What this task involves =
Give only the number of lines where "mysql" occurs.

Data items =
-- -- --

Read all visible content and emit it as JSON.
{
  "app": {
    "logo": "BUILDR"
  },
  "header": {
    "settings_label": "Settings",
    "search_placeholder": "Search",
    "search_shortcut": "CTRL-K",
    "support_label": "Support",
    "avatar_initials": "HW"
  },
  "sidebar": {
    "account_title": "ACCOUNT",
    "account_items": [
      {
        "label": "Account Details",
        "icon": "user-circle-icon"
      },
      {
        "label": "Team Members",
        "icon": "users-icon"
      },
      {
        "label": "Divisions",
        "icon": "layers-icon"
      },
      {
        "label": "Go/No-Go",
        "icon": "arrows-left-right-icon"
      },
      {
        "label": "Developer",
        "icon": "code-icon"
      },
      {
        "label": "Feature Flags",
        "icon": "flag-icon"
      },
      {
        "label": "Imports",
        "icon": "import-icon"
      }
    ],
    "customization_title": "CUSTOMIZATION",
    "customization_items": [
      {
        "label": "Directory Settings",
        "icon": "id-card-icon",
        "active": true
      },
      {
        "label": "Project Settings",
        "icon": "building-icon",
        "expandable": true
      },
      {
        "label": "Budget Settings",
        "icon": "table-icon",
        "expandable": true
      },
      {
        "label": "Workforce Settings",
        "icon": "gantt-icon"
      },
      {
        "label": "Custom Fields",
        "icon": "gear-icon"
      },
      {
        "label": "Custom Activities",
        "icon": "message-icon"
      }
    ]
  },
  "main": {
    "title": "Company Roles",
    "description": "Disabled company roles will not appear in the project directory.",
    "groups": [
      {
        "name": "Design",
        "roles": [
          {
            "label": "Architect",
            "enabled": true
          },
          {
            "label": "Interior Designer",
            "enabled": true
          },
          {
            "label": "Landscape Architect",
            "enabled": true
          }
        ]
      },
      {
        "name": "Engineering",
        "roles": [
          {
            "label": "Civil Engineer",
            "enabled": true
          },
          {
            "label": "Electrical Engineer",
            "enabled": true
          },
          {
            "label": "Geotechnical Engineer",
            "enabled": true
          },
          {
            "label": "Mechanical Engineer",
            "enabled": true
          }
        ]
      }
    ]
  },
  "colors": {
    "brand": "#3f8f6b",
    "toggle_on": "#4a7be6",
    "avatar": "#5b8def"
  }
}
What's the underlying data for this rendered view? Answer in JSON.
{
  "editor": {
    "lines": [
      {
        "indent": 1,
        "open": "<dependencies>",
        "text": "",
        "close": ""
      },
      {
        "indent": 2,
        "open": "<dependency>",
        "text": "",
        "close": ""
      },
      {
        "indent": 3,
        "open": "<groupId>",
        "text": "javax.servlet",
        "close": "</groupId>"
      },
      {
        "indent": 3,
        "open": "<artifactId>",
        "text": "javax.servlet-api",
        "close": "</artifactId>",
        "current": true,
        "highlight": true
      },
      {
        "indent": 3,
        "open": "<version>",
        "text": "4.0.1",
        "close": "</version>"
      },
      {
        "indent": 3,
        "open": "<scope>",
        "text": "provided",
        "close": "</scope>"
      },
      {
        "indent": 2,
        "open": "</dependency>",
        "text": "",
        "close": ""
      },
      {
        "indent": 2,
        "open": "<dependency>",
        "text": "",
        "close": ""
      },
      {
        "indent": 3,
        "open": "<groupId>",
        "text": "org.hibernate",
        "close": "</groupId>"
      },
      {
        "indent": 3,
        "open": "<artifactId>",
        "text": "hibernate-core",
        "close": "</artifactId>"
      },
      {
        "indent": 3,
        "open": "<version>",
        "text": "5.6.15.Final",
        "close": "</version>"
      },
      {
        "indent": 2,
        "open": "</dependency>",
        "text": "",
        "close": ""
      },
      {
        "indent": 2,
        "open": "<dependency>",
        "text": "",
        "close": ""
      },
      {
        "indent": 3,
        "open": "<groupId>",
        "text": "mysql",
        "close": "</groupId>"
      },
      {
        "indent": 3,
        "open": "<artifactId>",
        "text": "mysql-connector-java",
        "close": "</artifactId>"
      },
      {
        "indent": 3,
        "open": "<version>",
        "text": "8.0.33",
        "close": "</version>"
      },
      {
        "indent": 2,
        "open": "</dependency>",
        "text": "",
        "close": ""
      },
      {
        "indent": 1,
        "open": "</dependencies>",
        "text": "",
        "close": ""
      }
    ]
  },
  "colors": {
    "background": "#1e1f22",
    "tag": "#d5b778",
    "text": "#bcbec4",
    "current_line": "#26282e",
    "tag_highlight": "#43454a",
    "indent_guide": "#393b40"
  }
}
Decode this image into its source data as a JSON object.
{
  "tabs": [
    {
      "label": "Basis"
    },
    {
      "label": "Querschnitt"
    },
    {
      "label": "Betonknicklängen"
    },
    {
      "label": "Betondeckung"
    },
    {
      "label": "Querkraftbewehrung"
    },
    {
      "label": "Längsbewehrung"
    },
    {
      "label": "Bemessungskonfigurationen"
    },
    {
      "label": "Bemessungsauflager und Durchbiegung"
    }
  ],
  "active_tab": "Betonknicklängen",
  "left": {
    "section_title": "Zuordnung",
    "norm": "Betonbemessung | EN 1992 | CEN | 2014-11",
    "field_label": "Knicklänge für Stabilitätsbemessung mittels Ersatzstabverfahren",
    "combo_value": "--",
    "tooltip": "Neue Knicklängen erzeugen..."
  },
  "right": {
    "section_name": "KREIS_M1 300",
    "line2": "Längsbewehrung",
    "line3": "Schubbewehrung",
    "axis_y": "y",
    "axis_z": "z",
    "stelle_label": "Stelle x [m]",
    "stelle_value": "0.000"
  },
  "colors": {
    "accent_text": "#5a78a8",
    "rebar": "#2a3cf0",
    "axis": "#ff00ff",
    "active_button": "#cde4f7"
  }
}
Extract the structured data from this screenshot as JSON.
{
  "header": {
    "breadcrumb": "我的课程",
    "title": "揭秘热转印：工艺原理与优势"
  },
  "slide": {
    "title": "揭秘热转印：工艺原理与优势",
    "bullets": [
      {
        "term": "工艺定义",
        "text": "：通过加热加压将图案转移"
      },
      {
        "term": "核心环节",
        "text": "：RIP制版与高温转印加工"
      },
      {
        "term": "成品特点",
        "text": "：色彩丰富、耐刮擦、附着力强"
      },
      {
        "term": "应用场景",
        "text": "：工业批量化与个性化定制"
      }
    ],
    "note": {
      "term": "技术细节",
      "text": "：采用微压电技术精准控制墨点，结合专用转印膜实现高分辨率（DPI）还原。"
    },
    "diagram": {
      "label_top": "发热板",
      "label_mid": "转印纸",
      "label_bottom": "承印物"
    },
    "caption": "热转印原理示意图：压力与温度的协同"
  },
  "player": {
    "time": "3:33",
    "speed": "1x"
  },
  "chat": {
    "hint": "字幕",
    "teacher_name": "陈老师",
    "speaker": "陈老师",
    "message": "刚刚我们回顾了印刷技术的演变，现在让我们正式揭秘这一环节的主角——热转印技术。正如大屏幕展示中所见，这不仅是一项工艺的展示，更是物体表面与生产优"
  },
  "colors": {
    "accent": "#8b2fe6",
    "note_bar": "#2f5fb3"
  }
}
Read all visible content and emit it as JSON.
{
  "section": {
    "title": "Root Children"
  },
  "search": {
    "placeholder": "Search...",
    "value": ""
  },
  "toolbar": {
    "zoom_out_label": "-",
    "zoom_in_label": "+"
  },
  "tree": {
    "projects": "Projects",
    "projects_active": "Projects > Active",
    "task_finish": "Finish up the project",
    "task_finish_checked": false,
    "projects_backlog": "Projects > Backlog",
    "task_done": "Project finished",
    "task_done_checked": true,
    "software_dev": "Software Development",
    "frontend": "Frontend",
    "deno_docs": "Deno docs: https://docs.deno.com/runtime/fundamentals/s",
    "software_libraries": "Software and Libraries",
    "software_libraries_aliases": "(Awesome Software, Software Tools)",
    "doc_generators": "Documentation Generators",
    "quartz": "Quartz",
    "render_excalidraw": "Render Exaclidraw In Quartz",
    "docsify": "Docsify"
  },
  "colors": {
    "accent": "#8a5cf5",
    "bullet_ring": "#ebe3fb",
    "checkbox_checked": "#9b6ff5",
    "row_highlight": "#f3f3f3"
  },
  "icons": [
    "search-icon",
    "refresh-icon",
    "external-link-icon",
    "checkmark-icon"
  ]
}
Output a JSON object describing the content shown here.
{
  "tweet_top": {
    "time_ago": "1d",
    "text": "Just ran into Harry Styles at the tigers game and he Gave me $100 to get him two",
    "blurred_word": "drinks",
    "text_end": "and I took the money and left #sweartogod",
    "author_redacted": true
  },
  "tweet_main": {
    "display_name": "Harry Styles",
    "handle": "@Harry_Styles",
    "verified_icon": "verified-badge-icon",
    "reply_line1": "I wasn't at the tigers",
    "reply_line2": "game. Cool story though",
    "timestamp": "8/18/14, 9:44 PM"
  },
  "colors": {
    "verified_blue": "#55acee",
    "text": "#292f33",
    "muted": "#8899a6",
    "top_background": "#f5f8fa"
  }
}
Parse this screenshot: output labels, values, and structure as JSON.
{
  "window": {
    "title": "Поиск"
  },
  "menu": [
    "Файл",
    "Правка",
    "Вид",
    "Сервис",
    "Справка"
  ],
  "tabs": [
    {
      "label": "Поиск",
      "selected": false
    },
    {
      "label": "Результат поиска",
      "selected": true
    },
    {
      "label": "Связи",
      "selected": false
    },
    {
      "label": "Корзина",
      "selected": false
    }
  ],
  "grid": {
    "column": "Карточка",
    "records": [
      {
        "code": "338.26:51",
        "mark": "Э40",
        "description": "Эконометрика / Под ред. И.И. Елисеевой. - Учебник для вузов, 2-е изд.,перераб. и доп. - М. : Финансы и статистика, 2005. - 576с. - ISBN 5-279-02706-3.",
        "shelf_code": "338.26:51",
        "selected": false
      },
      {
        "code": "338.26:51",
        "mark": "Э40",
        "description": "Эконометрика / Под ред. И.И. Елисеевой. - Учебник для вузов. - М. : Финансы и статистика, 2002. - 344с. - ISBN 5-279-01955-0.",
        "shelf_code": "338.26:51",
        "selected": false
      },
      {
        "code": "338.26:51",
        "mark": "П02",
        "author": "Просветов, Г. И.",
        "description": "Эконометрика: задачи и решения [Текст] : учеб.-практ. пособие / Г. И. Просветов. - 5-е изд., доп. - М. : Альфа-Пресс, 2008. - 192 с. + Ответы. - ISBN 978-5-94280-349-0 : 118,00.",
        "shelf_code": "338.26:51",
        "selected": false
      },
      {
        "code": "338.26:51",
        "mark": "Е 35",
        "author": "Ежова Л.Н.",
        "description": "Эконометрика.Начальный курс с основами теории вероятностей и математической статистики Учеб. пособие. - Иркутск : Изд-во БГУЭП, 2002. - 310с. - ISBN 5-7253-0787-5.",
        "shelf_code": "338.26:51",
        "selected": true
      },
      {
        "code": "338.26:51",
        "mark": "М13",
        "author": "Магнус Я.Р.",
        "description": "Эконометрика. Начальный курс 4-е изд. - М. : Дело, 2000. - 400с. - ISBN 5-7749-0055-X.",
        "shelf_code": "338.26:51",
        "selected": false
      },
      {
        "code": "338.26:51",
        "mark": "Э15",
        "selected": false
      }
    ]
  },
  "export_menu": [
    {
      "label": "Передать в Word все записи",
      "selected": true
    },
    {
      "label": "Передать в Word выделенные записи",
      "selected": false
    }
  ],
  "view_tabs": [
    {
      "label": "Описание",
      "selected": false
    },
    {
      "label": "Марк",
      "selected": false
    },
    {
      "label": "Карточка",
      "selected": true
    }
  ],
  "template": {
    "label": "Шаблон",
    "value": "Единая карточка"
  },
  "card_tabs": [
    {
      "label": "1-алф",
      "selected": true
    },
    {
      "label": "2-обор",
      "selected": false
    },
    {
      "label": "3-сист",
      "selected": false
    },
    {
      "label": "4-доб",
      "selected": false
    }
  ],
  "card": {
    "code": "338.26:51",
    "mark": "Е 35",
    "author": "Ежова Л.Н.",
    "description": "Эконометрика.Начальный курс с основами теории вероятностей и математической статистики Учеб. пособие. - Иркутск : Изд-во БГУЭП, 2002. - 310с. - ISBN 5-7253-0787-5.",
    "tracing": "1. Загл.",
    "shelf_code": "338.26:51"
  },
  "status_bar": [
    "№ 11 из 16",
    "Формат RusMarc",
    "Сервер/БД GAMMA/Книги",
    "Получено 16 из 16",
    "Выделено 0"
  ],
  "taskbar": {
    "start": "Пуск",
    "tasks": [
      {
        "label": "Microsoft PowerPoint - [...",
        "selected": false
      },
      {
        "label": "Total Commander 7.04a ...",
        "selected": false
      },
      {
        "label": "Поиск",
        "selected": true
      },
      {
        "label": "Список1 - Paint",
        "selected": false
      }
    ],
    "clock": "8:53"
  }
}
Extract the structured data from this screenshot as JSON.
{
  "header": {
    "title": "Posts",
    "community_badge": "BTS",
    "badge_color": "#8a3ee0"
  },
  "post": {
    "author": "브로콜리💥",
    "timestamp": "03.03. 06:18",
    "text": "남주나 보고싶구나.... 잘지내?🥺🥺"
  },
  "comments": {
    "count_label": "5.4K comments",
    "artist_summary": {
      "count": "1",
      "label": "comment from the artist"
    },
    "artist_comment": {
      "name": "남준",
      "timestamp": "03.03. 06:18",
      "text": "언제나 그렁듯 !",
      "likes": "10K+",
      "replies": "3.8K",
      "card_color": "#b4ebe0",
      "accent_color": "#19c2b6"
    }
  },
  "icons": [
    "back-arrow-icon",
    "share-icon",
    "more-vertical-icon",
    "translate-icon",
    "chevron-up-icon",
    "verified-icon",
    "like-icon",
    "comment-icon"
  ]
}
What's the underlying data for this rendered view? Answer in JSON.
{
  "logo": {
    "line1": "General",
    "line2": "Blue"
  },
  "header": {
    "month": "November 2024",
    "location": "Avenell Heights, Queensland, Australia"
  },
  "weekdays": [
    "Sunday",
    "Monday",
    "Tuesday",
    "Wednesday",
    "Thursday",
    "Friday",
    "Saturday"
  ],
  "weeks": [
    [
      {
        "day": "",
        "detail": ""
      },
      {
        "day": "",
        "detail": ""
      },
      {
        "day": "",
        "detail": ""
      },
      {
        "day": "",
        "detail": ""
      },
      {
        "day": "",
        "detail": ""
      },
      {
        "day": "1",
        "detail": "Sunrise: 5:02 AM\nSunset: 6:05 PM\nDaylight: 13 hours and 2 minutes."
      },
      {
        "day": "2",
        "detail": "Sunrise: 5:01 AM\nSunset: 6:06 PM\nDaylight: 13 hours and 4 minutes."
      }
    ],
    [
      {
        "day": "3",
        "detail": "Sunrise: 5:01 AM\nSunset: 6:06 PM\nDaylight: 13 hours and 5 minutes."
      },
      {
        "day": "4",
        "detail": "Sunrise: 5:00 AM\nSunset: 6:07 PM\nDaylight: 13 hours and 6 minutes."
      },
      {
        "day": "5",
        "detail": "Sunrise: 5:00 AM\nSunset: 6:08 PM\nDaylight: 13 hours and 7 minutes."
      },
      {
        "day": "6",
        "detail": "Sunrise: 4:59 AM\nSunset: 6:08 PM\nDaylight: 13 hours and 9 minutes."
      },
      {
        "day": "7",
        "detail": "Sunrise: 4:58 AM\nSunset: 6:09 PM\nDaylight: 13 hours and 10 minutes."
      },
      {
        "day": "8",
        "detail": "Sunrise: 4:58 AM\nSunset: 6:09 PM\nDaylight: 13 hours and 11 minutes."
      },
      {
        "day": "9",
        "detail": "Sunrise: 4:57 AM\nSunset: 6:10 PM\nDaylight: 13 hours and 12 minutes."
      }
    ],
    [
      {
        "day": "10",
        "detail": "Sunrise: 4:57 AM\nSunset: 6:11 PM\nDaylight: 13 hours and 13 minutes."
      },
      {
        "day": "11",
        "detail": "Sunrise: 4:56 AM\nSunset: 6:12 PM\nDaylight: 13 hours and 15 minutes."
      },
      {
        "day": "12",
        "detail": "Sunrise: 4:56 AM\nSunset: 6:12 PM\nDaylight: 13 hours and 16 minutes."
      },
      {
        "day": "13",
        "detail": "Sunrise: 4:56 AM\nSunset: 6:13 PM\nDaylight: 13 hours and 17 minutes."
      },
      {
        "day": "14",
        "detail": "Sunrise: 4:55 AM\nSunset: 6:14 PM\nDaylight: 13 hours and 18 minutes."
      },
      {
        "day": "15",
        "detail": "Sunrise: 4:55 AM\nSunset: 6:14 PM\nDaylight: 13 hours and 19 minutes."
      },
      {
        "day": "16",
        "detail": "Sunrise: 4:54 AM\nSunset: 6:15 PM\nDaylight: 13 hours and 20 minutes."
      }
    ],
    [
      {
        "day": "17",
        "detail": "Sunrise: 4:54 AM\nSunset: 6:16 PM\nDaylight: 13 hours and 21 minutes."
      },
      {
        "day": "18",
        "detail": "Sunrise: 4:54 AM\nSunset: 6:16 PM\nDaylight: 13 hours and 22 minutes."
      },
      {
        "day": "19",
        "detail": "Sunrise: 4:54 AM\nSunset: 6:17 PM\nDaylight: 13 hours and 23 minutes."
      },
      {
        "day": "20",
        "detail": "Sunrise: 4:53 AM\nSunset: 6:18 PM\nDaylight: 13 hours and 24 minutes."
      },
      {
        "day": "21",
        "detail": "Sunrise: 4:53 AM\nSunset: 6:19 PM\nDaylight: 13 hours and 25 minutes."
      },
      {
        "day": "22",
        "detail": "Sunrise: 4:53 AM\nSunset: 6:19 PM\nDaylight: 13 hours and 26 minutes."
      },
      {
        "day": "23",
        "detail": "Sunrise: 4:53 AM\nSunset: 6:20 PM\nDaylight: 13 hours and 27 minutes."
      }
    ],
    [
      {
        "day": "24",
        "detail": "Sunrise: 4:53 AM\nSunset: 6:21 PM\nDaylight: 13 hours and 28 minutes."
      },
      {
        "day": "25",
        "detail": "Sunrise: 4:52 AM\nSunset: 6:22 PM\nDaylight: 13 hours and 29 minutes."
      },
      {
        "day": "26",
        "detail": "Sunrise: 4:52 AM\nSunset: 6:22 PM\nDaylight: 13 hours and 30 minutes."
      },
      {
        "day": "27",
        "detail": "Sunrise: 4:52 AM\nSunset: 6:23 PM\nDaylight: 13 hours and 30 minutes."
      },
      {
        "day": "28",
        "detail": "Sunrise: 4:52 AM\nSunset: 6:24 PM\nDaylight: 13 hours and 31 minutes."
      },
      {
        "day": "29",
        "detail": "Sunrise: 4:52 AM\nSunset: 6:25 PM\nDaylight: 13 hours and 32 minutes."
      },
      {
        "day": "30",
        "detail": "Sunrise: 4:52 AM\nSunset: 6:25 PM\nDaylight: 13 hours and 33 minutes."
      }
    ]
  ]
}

-- -- --

Task response =
2